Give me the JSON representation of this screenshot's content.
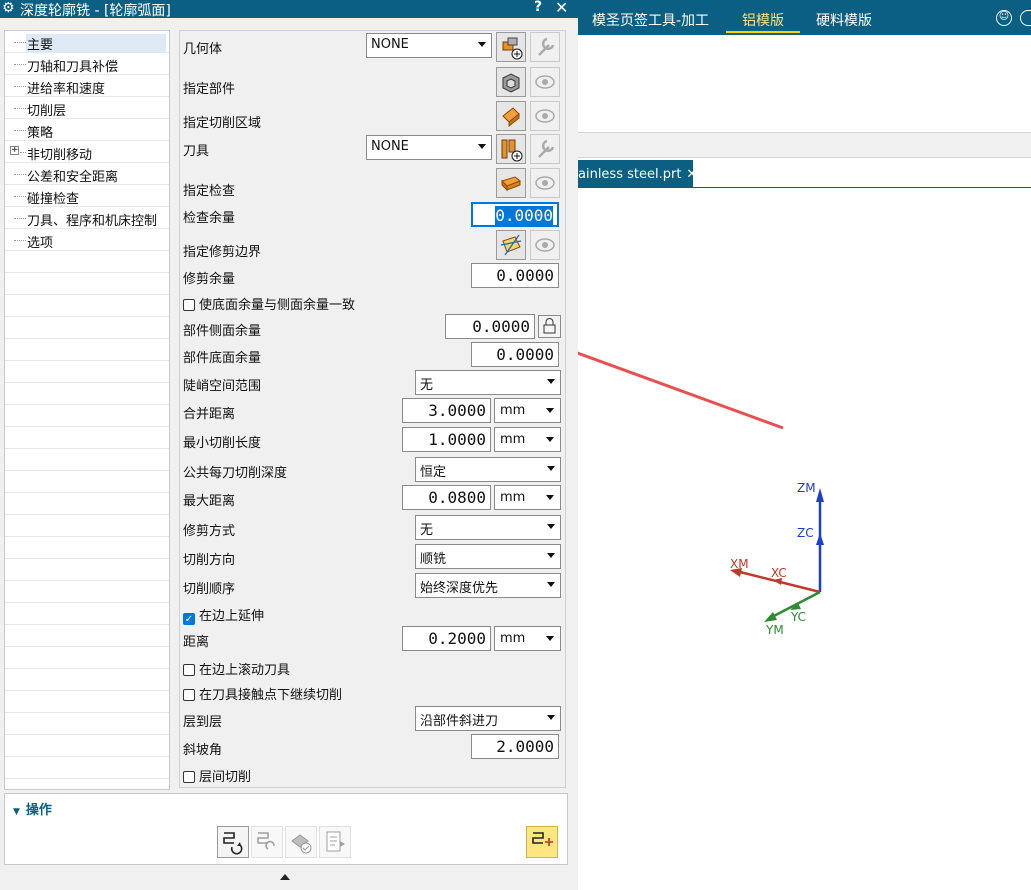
{
  "dialog": {
    "title": "深度轮廓铣 - [轮廓弧面]",
    "help": "?",
    "close": "✕"
  },
  "ribbon": {
    "tabs": [
      "模圣页签工具-加工",
      "铝模版",
      "硬料模版"
    ],
    "active_tab": "铝模版"
  },
  "file_tab": {
    "name": "ainless steel.prt",
    "close": "✕"
  },
  "nav": {
    "items": [
      {
        "label": "主要",
        "selected": true
      },
      {
        "label": "刀轴和刀具补偿"
      },
      {
        "label": "进给率和速度"
      },
      {
        "label": "切削层"
      },
      {
        "label": "策略"
      },
      {
        "label": "非切削移动",
        "expandable": true
      },
      {
        "label": "公差和安全距离"
      },
      {
        "label": "碰撞检查"
      },
      {
        "label": "刀具、程序和机床控制"
      },
      {
        "label": "选项"
      }
    ],
    "plus": "+"
  },
  "main": {
    "geometry": {
      "label": "几何体",
      "value": "NONE"
    },
    "part": {
      "label": "指定部件"
    },
    "cut_area": {
      "label": "指定切削区域"
    },
    "tool": {
      "label": "刀具",
      "value": "NONE"
    },
    "check": {
      "label": "指定检查"
    },
    "check_stock": {
      "label": "检查余量",
      "value": "0.0000"
    },
    "trim_boundary": {
      "label": "指定修剪边界"
    },
    "trim_stock": {
      "label": "修剪余量",
      "value": "0.0000"
    },
    "same_stock_check": {
      "label": "使底面余量与侧面余量一致",
      "checked": false
    },
    "part_side_stock": {
      "label": "部件侧面余量",
      "value": "0.0000"
    },
    "part_floor_stock": {
      "label": "部件底面余量",
      "value": "0.0000"
    },
    "steep_range": {
      "label": "陡峭空间范围",
      "value": "无"
    },
    "merge_distance": {
      "label": "合并距离",
      "value": "3.0000",
      "unit": "mm"
    },
    "min_cut_length": {
      "label": "最小切削长度",
      "value": "1.0000",
      "unit": "mm"
    },
    "common_depth": {
      "label": "公共每刀切削深度",
      "value": "恒定"
    },
    "max_distance": {
      "label": "最大距离",
      "value": "0.0800",
      "unit": "mm"
    },
    "trim_method": {
      "label": "修剪方式",
      "value": "无"
    },
    "cut_direction": {
      "label": "切削方向",
      "value": "顺铣"
    },
    "cut_order": {
      "label": "切削顺序",
      "value": "始终深度优先"
    },
    "extend_at_edges": {
      "label": "在边上延伸",
      "checked": true
    },
    "distance": {
      "label": "距离",
      "value": "0.2000",
      "unit": "mm"
    },
    "roll_tool_over_edges": {
      "label": "在边上滚动刀具",
      "checked": false
    },
    "continue_below_contact": {
      "label": "在刀具接触点下继续切削",
      "checked": false
    },
    "level_to_level": {
      "label": "层到层",
      "value": "沿部件斜进刀"
    },
    "ramp_angle": {
      "label": "斜坡角",
      "value": "2.0000"
    },
    "between_levels": {
      "label": "层间切削",
      "checked": false
    }
  },
  "actions": {
    "header": "操作"
  },
  "triad": {
    "labels": {
      "zm": "ZM",
      "zc": "ZC",
      "xm": "XM",
      "xc": "XC",
      "yc": "YC",
      "ym": "YM"
    },
    "colors": {
      "z": "#1d3fcf",
      "x": "#c0392b",
      "y": "#2e8b2e"
    }
  },
  "annotation": {
    "arrow_color": "#e85050"
  },
  "colors": {
    "accent": "#0b5f83",
    "selection": "#0078d7"
  }
}
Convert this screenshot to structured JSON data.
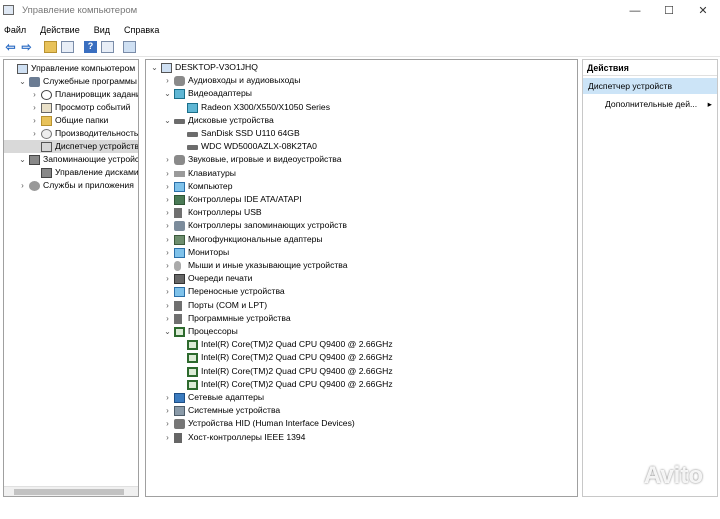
{
  "window": {
    "title": "Управление компьютером",
    "controls": {
      "minimize": "—",
      "maximize": "☐",
      "close": "✕"
    }
  },
  "menu": [
    "Файл",
    "Действие",
    "Вид",
    "Справка"
  ],
  "toolbar": {
    "back_icon": "back-arrow-icon",
    "forward_icon": "forward-arrow-icon",
    "back_glyph": "⇦",
    "forward_glyph": "⇨",
    "help_glyph": "?"
  },
  "left_tree": [
    {
      "label": "Управление компьютером (л",
      "level": 0,
      "exp": "",
      "icon": "i-pc"
    },
    {
      "label": "Служебные программы",
      "level": 1,
      "exp": "⌄",
      "icon": "i-tools"
    },
    {
      "label": "Планировщик заданий",
      "level": 2,
      "exp": "›",
      "icon": "i-clock"
    },
    {
      "label": "Просмотр событий",
      "level": 2,
      "exp": "›",
      "icon": "i-log"
    },
    {
      "label": "Общие папки",
      "level": 2,
      "exp": "›",
      "icon": "i-folder"
    },
    {
      "label": "Производительность",
      "level": 2,
      "exp": "›",
      "icon": "i-perf"
    },
    {
      "label": "Диспетчер устройств",
      "level": 2,
      "exp": "",
      "icon": "i-dev",
      "selected": true
    },
    {
      "label": "Запоминающие устройст",
      "level": 1,
      "exp": "⌄",
      "icon": "i-disk"
    },
    {
      "label": "Управление дисками",
      "level": 2,
      "exp": "",
      "icon": "i-disk"
    },
    {
      "label": "Службы и приложения",
      "level": 1,
      "exp": "›",
      "icon": "i-svc"
    }
  ],
  "device_tree": [
    {
      "label": "DESKTOP-V3O1JHQ",
      "level": 0,
      "exp": "⌄",
      "icon": "i-pc"
    },
    {
      "label": "Аудиовходы и аудиовыходы",
      "level": 1,
      "exp": "›",
      "icon": "i-audio"
    },
    {
      "label": "Видеоадаптеры",
      "level": 1,
      "exp": "⌄",
      "icon": "i-video"
    },
    {
      "label": "Radeon X300/X550/X1050 Series",
      "level": 2,
      "exp": "",
      "icon": "i-video"
    },
    {
      "label": "Дисковые устройства",
      "level": 1,
      "exp": "⌄",
      "icon": "i-drive"
    },
    {
      "label": "SanDisk SSD U110 64GB",
      "level": 2,
      "exp": "",
      "icon": "i-drive"
    },
    {
      "label": "WDC WD5000AZLX-08K2TA0",
      "level": 2,
      "exp": "",
      "icon": "i-drive"
    },
    {
      "label": "Звуковые, игровые и видеоустройства",
      "level": 1,
      "exp": "›",
      "icon": "i-audio"
    },
    {
      "label": "Клавиатуры",
      "level": 1,
      "exp": "›",
      "icon": "i-kbd"
    },
    {
      "label": "Компьютер",
      "level": 1,
      "exp": "›",
      "icon": "i-mon"
    },
    {
      "label": "Контроллеры IDE ATA/ATAPI",
      "level": 1,
      "exp": "›",
      "icon": "i-ide"
    },
    {
      "label": "Контроллеры USB",
      "level": 1,
      "exp": "›",
      "icon": "i-usb"
    },
    {
      "label": "Контроллеры запоминающих устройств",
      "level": 1,
      "exp": "›",
      "icon": "i-stor"
    },
    {
      "label": "Многофункциональные адаптеры",
      "level": 1,
      "exp": "›",
      "icon": "i-multi"
    },
    {
      "label": "Мониторы",
      "level": 1,
      "exp": "›",
      "icon": "i-mon"
    },
    {
      "label": "Мыши и иные указывающие устройства",
      "level": 1,
      "exp": "›",
      "icon": "i-mouse"
    },
    {
      "label": "Очереди печати",
      "level": 1,
      "exp": "›",
      "icon": "i-print"
    },
    {
      "label": "Переносные устройства",
      "level": 1,
      "exp": "›",
      "icon": "i-mon"
    },
    {
      "label": "Порты (COM и LPT)",
      "level": 1,
      "exp": "›",
      "icon": "i-port"
    },
    {
      "label": "Программные устройства",
      "level": 1,
      "exp": "›",
      "icon": "i-port"
    },
    {
      "label": "Процессоры",
      "level": 1,
      "exp": "⌄",
      "icon": "i-cpu"
    },
    {
      "label": "Intel(R) Core(TM)2 Quad CPU    Q9400  @ 2.66GHz",
      "level": 2,
      "exp": "",
      "icon": "i-cpu"
    },
    {
      "label": "Intel(R) Core(TM)2 Quad CPU    Q9400  @ 2.66GHz",
      "level": 2,
      "exp": "",
      "icon": "i-cpu"
    },
    {
      "label": "Intel(R) Core(TM)2 Quad CPU    Q9400  @ 2.66GHz",
      "level": 2,
      "exp": "",
      "icon": "i-cpu"
    },
    {
      "label": "Intel(R) Core(TM)2 Quad CPU    Q9400  @ 2.66GHz",
      "level": 2,
      "exp": "",
      "icon": "i-cpu"
    },
    {
      "label": "Сетевые адаптеры",
      "level": 1,
      "exp": "›",
      "icon": "i-net"
    },
    {
      "label": "Системные устройства",
      "level": 1,
      "exp": "›",
      "icon": "i-sys"
    },
    {
      "label": "Устройства HID (Human Interface Devices)",
      "level": 1,
      "exp": "›",
      "icon": "i-hid"
    },
    {
      "label": "Хост-контроллеры IEEE 1394",
      "level": 1,
      "exp": "›",
      "icon": "i-1394"
    }
  ],
  "actions": {
    "header": "Действия",
    "selected": "Диспетчер устройств",
    "more": "Дополнительные дей...",
    "more_arrow": "▸"
  },
  "watermark": "Avito"
}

__Aim__
How many lines in the entries contain the string "Управление"? Answer with the number only.

__Correct output__
3